→ What this task involves
All the records that follow need to be reproduced exactly. Omit the images.

→ Records for the task
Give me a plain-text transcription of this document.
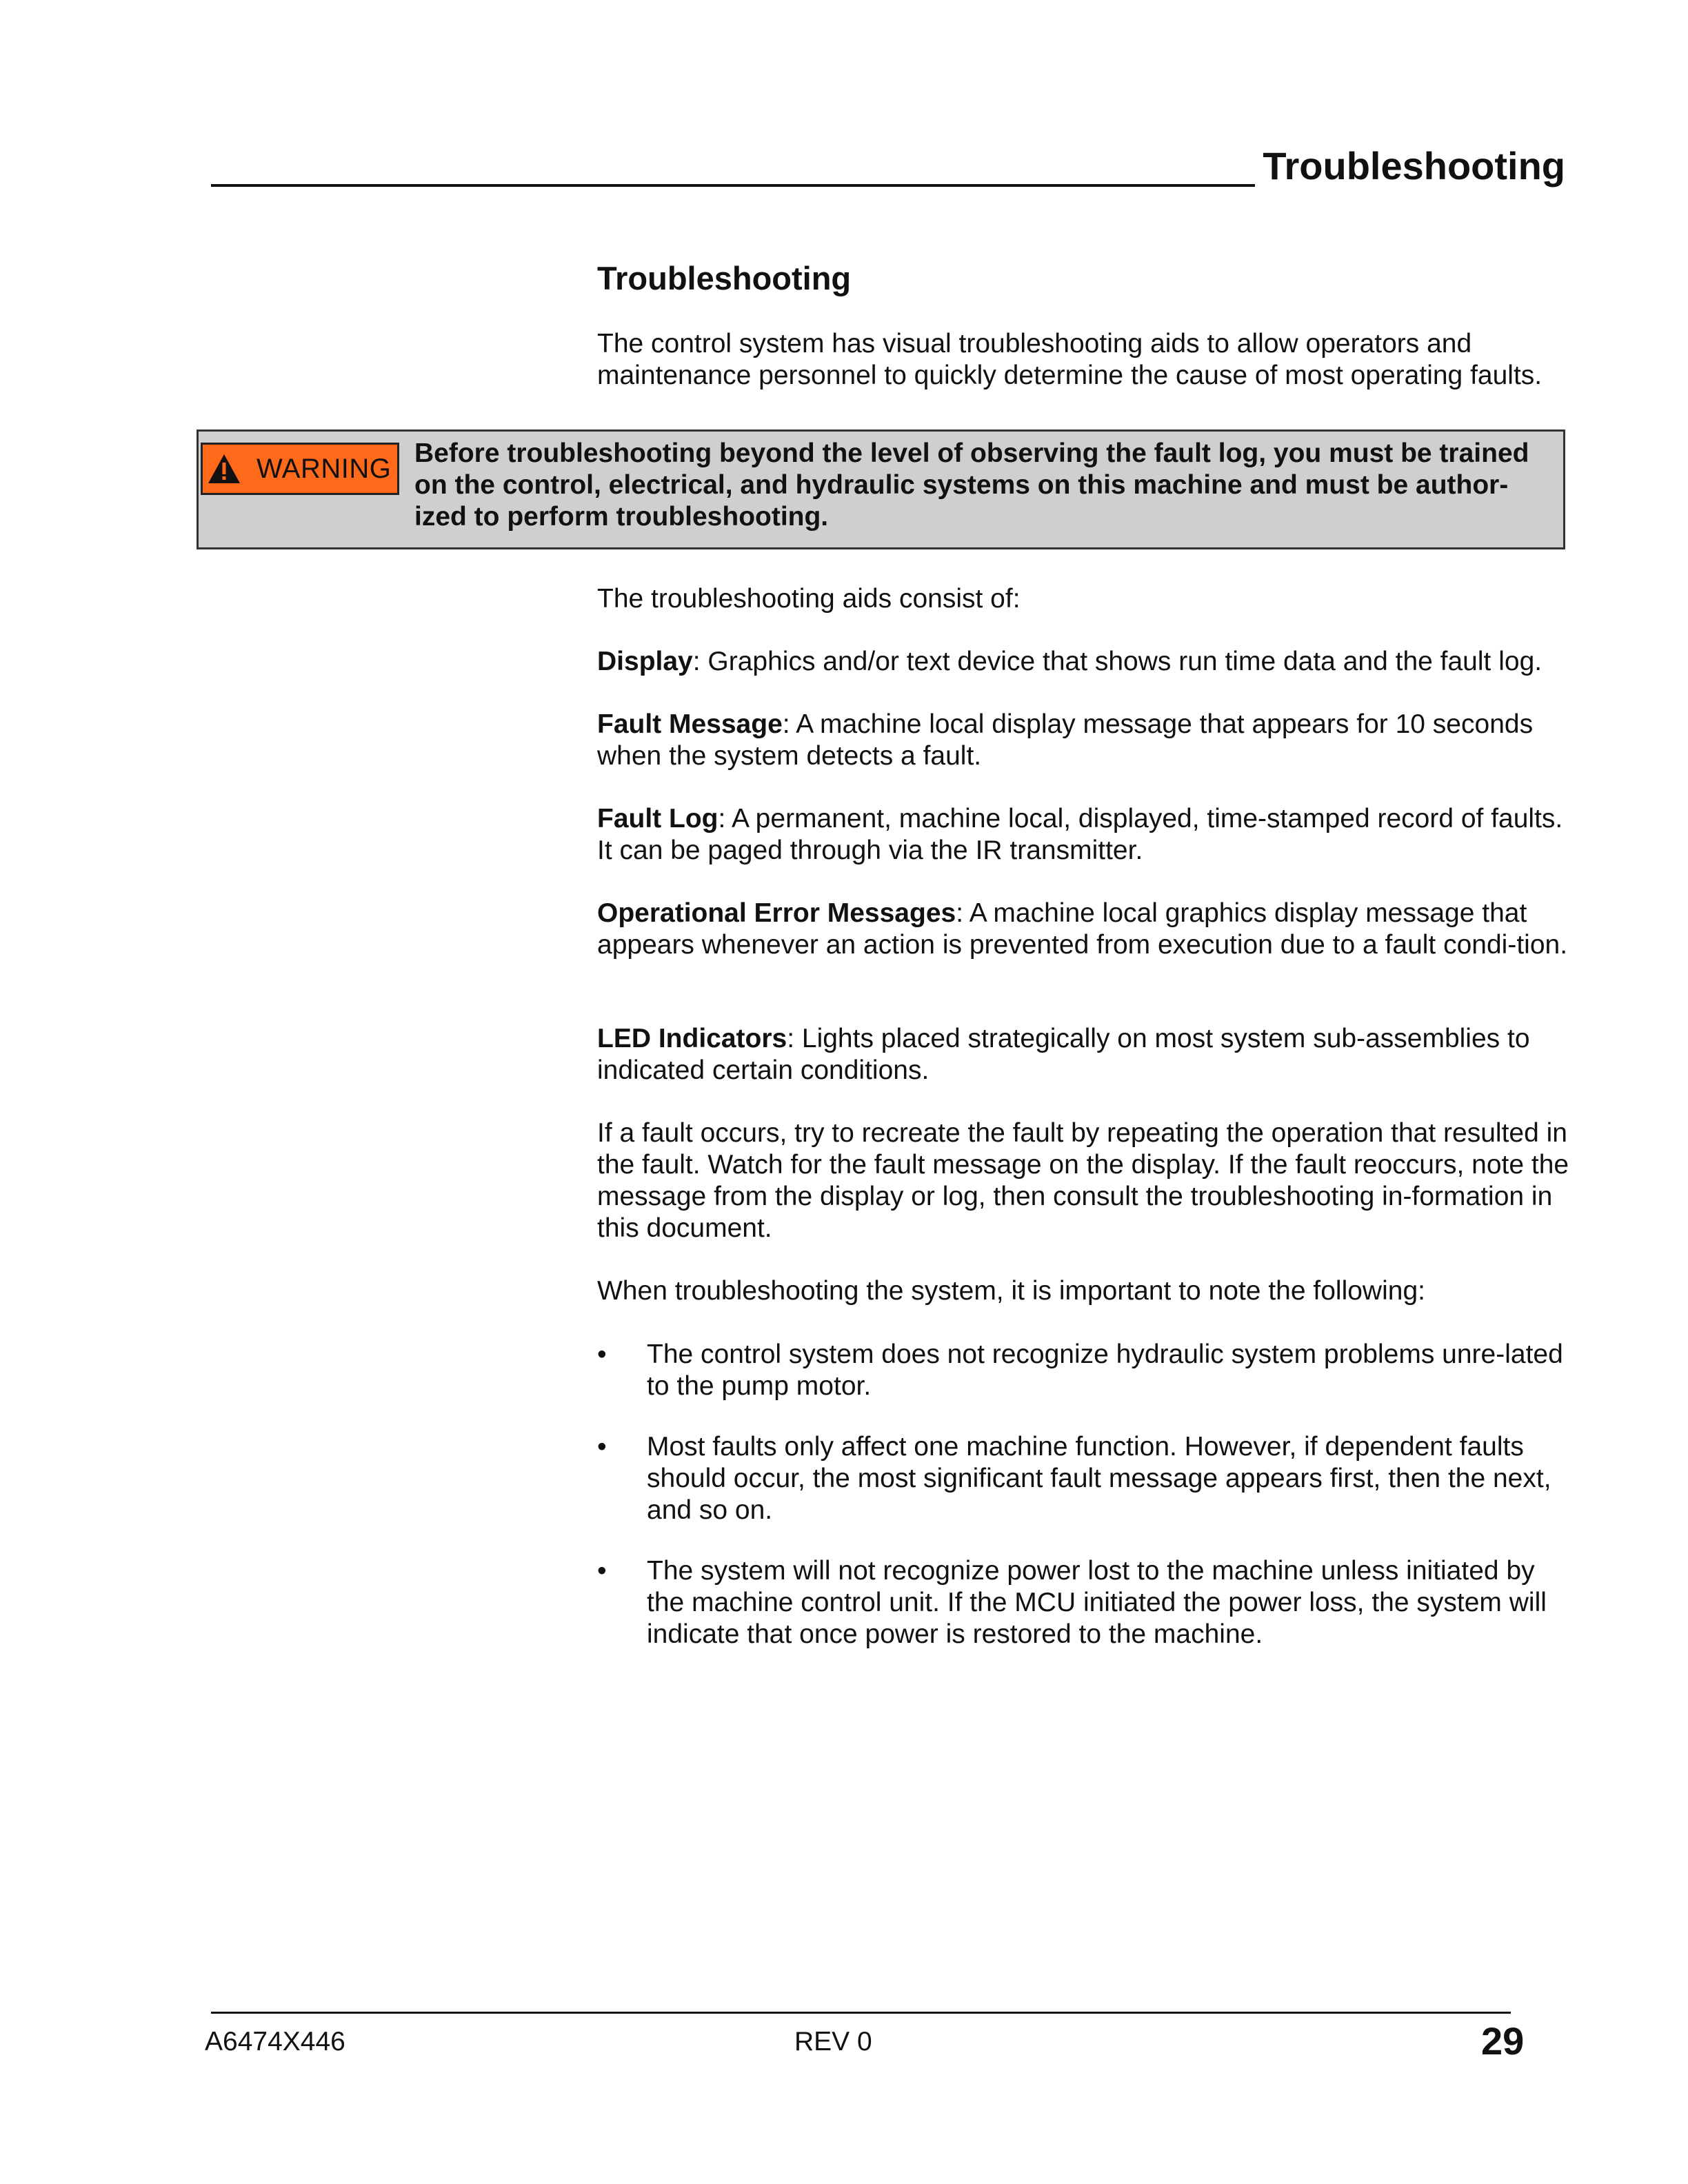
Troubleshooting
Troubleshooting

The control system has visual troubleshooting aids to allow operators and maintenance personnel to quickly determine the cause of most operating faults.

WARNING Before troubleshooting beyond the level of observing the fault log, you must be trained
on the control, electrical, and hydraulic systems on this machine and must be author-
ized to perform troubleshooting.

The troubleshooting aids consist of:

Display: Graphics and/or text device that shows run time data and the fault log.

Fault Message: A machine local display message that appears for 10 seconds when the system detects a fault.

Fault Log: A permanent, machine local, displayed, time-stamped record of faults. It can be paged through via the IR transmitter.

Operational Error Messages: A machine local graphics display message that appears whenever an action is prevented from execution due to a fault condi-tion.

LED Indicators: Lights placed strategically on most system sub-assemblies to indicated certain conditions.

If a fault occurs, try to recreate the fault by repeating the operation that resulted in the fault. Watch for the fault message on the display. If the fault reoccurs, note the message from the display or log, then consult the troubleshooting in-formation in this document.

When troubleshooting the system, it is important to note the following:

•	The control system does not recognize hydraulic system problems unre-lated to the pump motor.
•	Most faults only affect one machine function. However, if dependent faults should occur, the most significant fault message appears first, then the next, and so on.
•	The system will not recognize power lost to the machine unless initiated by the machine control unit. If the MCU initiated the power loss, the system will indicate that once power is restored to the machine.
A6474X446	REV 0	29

→ Completed exercise
Give me a plain-text transcription of this document.
Troubleshooting
Troubleshooting

The control system has visual troubleshooting aids to allow operators and maintenance personnel to quickly determine the cause of most operating faults.

WARNING Before troubleshooting beyond the level of observing the fault log, you must be trained
on the control, electrical, and hydraulic systems on this machine and must be author-
ized to perform troubleshooting.

The troubleshooting aids consist of:

Display: Graphics and/or text device that shows run time data and the fault log.

Fault Message: A machine local display message that appears for 10 seconds when the system detects a fault.

Fault Log: A permanent, machine local, displayed, time-stamped record of faults. It can be paged through via the IR transmitter.

Operational Error Messages: A machine local graphics display message that appears whenever an action is prevented from execution due to a fault condi-tion.

LED Indicators: Lights placed strategically on most system sub-assemblies to indicated certain conditions.

If a fault occurs, try to recreate the fault by repeating the operation that resulted in the fault. Watch for the fault message on the display. If the fault reoccurs, note the message from the display or log, then consult the troubleshooting in-formation in this document.

When troubleshooting the system, it is important to note the following:

•	The control system does not recognize hydraulic system problems unre-lated to the pump motor.
•	Most faults only affect one machine function. However, if dependent faults should occur, the most significant fault message appears first, then the next, and so on.
•	The system will not recognize power lost to the machine unless initiated by the machine control unit. If the MCU initiated the power loss, the system will indicate that once power is restored to the machine.
A6474X446	REV 0	29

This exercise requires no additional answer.